-------- DATASET ENTRIES
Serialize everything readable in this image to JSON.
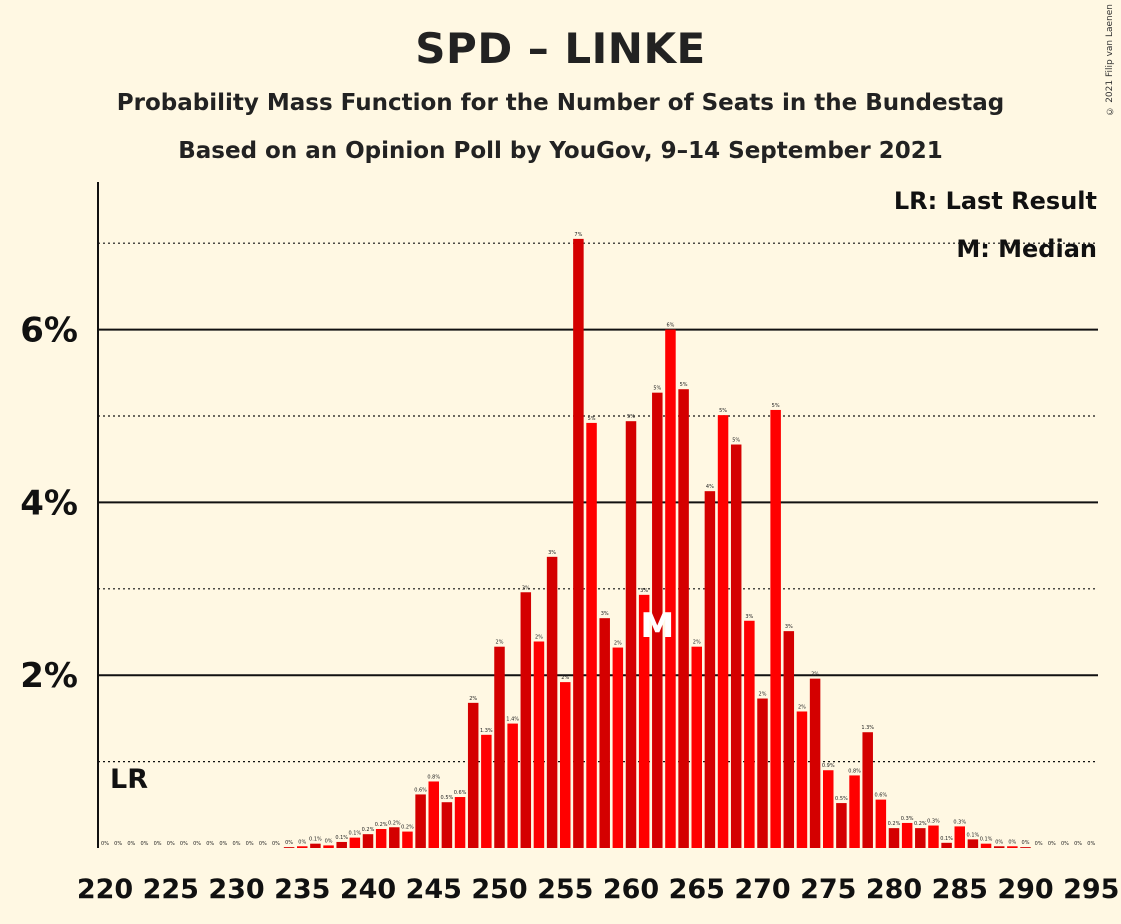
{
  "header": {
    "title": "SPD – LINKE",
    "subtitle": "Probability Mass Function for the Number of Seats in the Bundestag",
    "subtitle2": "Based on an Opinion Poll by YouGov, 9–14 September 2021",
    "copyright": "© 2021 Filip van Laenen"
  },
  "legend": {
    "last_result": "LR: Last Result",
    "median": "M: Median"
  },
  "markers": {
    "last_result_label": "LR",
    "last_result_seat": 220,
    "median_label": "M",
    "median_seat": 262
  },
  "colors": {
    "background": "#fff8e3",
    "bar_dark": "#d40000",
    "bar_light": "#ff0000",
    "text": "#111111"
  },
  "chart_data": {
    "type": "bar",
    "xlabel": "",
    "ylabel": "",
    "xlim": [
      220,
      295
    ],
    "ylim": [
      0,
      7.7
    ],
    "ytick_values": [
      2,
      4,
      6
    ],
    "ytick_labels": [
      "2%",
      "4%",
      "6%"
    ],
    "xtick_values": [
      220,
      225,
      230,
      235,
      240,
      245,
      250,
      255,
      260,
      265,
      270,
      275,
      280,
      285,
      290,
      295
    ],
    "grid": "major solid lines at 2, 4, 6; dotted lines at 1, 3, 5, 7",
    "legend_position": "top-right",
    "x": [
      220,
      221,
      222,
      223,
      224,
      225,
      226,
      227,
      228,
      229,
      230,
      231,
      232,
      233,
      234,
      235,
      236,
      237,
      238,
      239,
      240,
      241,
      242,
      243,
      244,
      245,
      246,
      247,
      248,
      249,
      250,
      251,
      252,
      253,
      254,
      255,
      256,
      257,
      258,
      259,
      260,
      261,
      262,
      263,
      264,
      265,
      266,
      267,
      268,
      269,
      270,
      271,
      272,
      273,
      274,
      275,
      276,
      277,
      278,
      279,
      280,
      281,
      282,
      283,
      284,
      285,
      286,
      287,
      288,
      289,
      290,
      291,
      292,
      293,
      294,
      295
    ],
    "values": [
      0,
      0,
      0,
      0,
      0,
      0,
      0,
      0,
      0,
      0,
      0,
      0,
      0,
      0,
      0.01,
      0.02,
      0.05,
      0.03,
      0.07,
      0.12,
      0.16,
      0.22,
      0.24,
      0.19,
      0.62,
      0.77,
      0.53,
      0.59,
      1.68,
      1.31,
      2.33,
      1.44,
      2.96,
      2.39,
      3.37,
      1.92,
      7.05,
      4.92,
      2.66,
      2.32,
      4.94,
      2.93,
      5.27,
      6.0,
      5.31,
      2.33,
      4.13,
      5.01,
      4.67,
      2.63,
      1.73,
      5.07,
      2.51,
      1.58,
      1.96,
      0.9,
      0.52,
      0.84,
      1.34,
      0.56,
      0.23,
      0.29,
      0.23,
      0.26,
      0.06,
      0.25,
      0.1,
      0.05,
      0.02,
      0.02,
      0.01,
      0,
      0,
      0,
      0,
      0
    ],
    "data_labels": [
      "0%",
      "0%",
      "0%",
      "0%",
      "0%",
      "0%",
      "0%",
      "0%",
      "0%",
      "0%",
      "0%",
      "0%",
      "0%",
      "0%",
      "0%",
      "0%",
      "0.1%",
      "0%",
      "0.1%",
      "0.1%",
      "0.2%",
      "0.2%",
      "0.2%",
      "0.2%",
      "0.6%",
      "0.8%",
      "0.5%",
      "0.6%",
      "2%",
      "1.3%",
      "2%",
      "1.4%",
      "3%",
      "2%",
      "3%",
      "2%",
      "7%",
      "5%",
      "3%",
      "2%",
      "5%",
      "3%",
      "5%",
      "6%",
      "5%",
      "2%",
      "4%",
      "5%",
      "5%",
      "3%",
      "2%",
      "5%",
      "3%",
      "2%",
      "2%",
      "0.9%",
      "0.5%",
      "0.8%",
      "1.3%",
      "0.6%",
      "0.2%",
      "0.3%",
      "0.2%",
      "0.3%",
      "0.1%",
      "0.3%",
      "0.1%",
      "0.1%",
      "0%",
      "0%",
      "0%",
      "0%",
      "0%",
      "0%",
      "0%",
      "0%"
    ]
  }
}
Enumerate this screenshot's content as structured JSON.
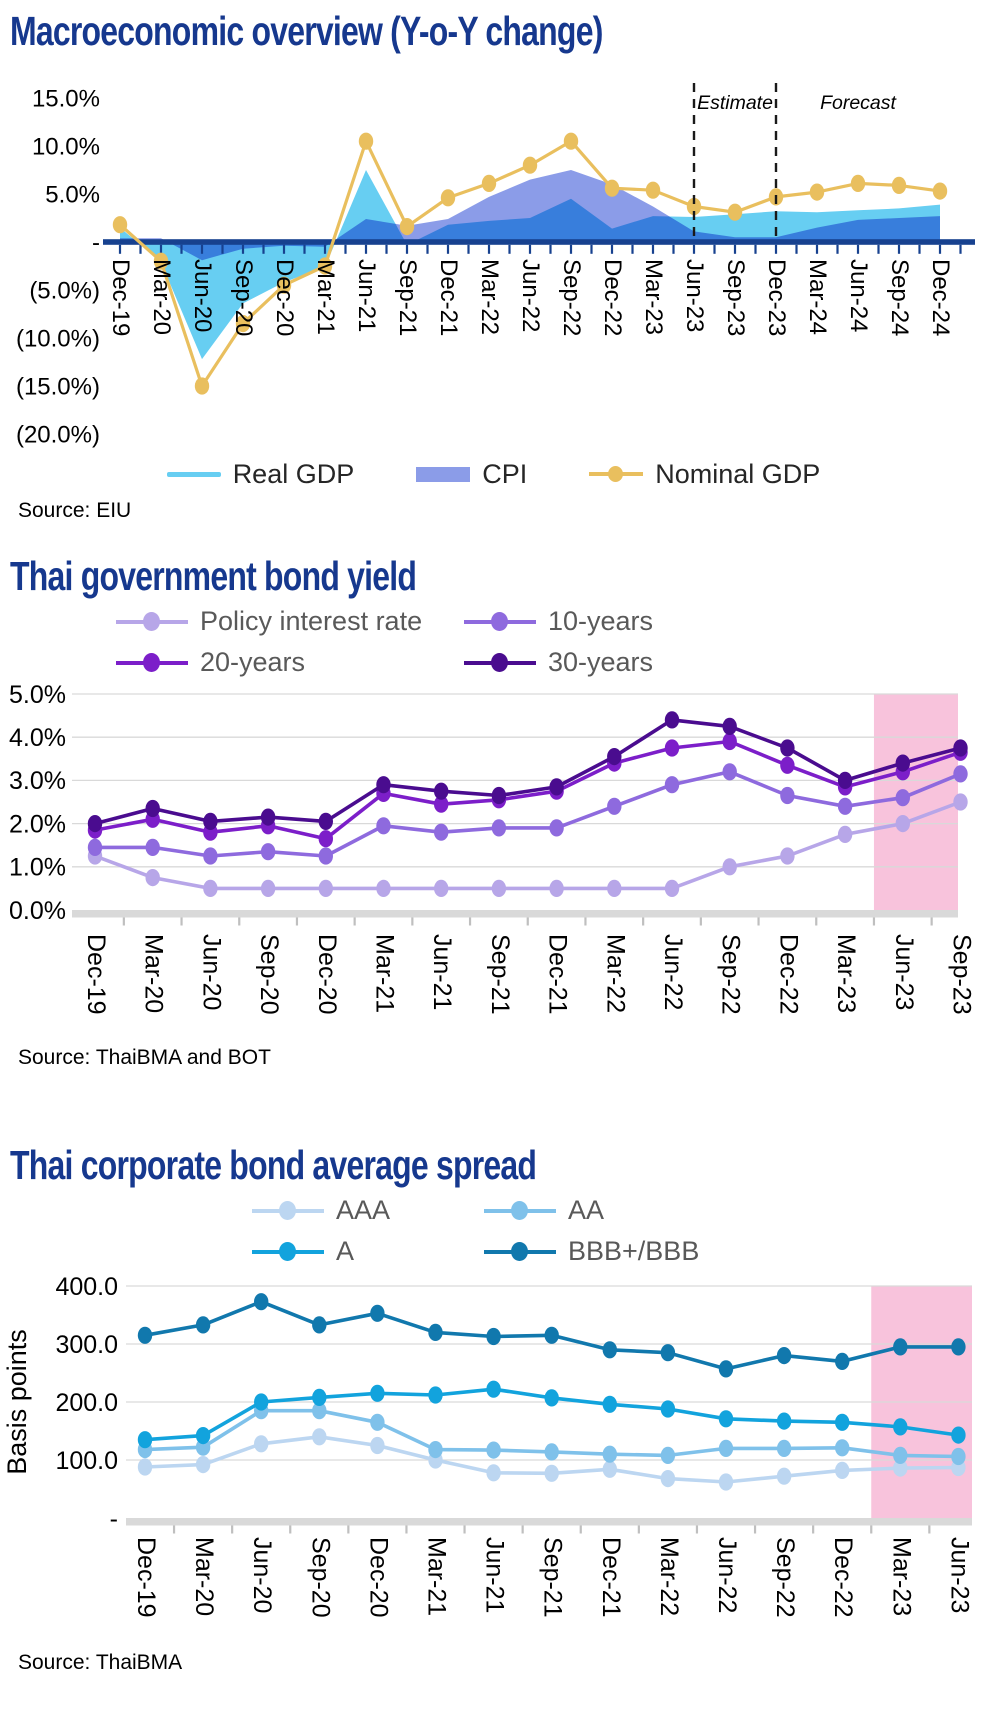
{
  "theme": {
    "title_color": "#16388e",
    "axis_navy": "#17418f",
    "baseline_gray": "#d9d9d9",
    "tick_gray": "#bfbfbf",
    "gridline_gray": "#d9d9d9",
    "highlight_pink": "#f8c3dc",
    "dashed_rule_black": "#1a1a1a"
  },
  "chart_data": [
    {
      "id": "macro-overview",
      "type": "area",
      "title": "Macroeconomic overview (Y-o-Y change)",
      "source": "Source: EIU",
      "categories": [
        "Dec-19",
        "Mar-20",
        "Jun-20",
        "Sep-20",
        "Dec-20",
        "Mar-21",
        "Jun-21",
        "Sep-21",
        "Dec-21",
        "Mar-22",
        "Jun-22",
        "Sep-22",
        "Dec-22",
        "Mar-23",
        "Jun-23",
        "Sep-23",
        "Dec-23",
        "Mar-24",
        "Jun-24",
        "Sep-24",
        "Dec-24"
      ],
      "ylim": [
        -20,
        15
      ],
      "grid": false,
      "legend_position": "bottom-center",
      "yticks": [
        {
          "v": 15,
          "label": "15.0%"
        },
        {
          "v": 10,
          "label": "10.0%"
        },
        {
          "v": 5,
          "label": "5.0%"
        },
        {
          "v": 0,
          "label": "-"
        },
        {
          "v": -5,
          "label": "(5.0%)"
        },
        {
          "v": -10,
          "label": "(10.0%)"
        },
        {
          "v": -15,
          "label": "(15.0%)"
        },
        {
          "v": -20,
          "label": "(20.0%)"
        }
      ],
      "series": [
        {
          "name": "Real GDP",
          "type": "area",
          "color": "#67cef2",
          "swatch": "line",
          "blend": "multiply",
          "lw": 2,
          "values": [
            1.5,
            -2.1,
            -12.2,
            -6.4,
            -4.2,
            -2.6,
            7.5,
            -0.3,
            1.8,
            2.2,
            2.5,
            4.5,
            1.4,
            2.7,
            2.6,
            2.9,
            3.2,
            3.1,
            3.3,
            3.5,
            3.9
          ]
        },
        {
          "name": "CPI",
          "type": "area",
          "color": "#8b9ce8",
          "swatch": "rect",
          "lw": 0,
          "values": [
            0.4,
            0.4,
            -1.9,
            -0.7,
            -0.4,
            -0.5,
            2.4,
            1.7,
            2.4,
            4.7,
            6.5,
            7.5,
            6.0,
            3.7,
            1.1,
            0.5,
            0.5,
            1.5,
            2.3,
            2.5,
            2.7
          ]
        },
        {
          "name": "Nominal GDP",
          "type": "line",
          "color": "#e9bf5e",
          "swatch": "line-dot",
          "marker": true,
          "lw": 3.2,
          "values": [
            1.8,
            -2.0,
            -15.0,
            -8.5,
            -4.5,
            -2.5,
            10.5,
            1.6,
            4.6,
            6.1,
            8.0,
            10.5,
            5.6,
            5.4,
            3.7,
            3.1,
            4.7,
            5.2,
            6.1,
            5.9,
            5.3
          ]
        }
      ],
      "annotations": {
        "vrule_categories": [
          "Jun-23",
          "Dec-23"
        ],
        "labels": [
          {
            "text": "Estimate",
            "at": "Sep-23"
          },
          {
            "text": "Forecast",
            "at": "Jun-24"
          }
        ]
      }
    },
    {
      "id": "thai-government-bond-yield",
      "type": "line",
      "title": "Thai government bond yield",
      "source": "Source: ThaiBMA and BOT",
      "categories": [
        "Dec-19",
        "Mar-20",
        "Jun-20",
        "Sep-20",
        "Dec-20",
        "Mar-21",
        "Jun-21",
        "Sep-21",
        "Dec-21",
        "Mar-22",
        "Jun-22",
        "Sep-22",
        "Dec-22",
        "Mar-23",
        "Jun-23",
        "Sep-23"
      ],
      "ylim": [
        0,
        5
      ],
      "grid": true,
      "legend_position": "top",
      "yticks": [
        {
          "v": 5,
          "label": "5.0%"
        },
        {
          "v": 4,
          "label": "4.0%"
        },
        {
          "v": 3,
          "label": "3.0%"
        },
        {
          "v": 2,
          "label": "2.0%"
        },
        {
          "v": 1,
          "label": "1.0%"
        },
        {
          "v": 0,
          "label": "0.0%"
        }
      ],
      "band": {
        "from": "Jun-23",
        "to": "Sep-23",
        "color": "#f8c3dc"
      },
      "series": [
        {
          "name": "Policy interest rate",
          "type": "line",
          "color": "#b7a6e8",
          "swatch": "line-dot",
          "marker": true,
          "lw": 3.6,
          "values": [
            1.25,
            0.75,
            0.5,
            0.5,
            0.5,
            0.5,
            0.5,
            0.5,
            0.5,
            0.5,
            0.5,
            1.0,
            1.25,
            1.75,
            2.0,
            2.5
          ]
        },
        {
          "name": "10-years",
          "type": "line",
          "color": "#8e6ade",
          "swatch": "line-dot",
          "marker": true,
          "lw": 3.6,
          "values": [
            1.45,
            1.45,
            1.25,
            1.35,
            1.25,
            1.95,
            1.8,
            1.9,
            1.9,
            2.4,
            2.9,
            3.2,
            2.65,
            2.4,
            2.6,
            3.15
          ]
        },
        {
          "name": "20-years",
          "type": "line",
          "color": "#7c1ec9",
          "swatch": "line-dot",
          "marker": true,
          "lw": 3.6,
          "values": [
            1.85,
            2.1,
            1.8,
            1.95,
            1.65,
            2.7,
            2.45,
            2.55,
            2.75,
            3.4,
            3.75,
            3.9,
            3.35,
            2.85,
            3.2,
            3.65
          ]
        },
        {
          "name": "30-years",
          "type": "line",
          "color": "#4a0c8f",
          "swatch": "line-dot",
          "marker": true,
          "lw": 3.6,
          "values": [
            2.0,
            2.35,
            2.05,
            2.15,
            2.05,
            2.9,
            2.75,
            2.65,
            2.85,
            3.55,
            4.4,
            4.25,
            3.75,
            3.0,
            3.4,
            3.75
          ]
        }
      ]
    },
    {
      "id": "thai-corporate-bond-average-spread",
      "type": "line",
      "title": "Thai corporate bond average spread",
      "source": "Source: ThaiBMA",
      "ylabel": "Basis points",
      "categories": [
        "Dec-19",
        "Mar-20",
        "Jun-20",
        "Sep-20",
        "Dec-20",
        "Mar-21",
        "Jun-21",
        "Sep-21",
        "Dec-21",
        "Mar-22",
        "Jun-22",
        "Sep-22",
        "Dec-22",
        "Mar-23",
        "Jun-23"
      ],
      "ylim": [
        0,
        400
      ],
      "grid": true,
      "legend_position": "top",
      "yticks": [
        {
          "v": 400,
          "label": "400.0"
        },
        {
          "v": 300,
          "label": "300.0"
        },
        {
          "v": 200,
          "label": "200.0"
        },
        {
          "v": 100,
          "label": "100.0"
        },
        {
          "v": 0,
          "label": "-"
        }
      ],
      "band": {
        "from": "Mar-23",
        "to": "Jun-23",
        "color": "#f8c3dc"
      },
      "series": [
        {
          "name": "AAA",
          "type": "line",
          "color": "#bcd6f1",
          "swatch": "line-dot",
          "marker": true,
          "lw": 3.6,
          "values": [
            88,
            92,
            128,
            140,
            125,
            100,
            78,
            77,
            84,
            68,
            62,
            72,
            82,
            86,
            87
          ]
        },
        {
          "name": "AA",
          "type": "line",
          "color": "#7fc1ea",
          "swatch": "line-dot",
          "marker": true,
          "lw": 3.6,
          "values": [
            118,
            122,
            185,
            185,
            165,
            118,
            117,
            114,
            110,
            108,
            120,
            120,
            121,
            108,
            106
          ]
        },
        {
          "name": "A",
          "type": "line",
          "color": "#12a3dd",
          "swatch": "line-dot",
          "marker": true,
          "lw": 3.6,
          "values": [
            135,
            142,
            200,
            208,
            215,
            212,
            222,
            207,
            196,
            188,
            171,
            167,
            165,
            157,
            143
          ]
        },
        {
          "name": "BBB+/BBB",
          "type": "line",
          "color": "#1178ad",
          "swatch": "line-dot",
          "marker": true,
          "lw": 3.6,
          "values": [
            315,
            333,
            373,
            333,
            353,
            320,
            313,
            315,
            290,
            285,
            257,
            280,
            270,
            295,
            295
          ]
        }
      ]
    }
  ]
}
----------------
All lines that include "ThaiBMA" are to be gathered and copied.

      "source": "Source: ThaiBMA and BOT",
      "source": "Source: ThaiBMA",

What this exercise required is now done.